Which lines hold the word "trước"? Copy each of them.
[start Supplied data]
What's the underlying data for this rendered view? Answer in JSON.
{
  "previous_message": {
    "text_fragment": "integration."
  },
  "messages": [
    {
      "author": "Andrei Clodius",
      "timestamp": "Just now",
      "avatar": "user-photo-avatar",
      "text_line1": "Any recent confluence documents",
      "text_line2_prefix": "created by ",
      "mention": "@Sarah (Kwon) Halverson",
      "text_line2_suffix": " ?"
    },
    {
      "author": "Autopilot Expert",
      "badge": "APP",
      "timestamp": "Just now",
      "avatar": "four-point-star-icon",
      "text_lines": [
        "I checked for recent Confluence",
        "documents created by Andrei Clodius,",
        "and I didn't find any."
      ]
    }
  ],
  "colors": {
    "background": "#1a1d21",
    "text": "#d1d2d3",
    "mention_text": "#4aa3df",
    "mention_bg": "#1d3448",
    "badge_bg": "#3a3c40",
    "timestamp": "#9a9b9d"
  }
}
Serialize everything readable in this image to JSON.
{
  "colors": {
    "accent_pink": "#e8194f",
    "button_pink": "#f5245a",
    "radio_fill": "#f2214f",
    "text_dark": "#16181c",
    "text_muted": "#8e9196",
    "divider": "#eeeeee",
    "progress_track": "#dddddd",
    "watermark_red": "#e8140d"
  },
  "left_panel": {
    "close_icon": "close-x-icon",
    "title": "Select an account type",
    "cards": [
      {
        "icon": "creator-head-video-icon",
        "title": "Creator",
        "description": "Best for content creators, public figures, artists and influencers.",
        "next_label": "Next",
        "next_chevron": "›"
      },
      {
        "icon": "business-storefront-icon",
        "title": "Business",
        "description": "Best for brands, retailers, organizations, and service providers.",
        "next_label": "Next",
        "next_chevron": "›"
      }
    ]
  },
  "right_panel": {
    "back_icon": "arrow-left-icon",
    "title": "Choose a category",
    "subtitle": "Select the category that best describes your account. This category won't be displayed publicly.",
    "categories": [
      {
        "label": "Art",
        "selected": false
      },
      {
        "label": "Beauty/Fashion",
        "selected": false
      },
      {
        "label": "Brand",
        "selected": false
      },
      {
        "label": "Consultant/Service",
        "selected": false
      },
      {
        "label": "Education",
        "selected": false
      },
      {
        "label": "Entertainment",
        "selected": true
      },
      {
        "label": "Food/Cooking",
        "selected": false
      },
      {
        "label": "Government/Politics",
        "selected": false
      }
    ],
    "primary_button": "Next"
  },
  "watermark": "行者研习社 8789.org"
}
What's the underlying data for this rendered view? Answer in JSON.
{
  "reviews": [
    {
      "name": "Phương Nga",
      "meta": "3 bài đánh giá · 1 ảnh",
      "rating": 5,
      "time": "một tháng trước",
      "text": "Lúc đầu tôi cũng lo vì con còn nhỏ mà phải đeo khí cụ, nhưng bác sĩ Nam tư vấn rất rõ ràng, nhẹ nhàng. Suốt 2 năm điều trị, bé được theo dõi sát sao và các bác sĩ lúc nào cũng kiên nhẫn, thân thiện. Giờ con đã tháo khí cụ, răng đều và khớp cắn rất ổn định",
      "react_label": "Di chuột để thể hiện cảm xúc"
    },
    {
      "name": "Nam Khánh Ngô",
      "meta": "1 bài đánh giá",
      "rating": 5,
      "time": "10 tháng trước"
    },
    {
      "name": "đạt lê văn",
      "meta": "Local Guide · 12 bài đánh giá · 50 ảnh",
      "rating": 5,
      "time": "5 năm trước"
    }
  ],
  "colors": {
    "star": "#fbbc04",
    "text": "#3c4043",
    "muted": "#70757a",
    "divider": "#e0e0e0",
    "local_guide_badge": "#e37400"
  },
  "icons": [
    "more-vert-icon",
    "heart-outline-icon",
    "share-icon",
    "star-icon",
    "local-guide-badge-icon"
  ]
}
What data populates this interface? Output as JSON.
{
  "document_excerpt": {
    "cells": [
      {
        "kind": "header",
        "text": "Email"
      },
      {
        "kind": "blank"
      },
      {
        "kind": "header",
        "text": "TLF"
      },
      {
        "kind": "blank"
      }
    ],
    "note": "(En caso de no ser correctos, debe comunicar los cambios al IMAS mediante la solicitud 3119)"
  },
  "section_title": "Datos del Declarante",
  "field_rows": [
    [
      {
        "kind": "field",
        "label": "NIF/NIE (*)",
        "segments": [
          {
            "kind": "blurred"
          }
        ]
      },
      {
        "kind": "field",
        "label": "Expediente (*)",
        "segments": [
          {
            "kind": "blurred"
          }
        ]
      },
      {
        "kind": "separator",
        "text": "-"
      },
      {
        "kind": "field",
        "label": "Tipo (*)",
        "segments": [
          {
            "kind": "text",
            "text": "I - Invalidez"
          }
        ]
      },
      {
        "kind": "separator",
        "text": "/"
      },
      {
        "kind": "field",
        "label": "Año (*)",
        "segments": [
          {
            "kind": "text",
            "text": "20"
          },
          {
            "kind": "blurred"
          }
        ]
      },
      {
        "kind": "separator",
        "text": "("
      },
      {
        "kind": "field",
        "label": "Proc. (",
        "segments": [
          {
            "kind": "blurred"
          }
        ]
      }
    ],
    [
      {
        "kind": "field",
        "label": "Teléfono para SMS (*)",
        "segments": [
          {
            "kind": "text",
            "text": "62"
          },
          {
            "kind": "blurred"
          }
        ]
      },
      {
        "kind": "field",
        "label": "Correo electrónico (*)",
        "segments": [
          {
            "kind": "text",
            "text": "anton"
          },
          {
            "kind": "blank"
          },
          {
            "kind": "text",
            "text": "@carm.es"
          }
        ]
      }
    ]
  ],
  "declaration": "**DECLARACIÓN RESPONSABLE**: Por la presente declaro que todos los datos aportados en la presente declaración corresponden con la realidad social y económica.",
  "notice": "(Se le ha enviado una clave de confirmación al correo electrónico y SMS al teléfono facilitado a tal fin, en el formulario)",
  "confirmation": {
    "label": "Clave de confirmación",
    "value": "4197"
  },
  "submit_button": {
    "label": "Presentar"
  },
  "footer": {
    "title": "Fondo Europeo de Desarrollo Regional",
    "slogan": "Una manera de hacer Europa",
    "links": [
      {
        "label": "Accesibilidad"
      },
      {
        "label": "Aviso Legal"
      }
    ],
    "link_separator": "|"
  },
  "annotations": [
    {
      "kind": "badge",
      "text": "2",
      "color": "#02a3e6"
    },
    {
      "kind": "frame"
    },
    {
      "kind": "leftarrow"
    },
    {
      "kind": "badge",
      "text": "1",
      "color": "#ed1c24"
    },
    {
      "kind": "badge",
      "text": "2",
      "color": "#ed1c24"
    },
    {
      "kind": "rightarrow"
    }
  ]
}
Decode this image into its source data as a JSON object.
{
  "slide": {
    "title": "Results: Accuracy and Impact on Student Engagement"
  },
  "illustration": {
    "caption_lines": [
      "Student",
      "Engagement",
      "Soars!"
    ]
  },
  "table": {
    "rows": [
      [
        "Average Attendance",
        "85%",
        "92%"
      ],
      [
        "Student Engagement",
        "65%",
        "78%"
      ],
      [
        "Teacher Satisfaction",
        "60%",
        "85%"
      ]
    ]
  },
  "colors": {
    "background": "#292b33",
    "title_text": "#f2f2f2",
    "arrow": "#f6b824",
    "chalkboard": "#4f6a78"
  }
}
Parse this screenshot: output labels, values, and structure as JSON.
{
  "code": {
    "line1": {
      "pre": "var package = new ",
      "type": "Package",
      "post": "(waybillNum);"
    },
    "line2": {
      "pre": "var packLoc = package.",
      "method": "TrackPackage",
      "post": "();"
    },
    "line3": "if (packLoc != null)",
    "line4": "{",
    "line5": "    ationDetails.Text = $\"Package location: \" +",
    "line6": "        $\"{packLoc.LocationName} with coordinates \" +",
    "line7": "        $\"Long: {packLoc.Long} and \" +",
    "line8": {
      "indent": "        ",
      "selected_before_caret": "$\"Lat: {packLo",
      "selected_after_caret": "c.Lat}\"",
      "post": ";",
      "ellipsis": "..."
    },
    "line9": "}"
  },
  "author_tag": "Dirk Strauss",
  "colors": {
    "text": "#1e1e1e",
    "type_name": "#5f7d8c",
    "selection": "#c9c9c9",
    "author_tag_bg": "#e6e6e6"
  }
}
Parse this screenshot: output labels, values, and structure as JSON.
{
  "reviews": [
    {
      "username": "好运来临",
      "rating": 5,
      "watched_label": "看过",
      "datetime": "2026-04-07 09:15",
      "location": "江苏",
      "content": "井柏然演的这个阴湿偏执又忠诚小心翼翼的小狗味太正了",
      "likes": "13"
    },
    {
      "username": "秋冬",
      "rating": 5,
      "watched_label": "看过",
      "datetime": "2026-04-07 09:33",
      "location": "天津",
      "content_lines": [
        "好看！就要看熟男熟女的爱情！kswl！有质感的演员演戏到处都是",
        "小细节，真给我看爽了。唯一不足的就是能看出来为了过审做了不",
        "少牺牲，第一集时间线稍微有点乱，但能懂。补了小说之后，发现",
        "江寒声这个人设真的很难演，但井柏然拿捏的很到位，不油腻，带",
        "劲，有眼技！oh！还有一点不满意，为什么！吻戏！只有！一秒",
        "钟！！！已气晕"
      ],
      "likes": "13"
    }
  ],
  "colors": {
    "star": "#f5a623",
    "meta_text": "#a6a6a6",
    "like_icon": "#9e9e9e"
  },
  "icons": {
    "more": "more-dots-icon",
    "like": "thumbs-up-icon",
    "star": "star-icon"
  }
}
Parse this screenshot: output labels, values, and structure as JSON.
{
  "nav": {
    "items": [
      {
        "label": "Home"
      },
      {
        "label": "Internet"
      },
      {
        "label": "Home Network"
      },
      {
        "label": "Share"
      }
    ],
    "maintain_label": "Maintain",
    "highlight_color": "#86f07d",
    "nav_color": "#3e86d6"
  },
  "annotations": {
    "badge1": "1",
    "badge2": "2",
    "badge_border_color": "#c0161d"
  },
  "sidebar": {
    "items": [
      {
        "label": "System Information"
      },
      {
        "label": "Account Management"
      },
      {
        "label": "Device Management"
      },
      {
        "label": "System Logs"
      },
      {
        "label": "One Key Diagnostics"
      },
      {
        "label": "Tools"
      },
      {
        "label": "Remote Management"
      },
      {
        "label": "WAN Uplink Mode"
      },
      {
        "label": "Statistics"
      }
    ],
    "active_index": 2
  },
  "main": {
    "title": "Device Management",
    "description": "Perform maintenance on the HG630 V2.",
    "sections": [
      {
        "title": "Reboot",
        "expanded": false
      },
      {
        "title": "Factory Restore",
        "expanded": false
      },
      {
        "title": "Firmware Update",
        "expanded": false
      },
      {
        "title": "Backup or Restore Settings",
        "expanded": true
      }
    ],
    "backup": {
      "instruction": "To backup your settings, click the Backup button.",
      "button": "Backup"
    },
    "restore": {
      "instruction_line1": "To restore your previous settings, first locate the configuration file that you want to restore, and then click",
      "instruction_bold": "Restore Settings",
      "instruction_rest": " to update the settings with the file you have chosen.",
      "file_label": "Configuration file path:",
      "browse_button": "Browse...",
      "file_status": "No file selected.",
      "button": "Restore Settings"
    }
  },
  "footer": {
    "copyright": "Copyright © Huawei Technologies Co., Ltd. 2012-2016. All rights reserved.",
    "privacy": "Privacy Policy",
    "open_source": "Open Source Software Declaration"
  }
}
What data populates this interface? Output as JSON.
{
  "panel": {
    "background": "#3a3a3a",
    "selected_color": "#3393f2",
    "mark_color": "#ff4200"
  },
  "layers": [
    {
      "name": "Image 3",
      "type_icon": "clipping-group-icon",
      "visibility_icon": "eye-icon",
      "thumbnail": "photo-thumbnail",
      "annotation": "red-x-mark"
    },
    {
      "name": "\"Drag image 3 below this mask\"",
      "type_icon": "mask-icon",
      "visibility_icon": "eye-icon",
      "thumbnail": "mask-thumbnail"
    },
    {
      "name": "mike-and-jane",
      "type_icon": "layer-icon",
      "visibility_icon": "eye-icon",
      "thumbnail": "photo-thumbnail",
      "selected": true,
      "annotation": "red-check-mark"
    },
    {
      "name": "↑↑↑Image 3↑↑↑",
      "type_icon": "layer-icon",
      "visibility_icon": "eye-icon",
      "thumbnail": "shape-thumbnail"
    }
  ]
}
[end Supplied data]
**Result**
      "time": "một tháng trước",
      "time": "10 tháng trước"
      "time": "5 năm trước"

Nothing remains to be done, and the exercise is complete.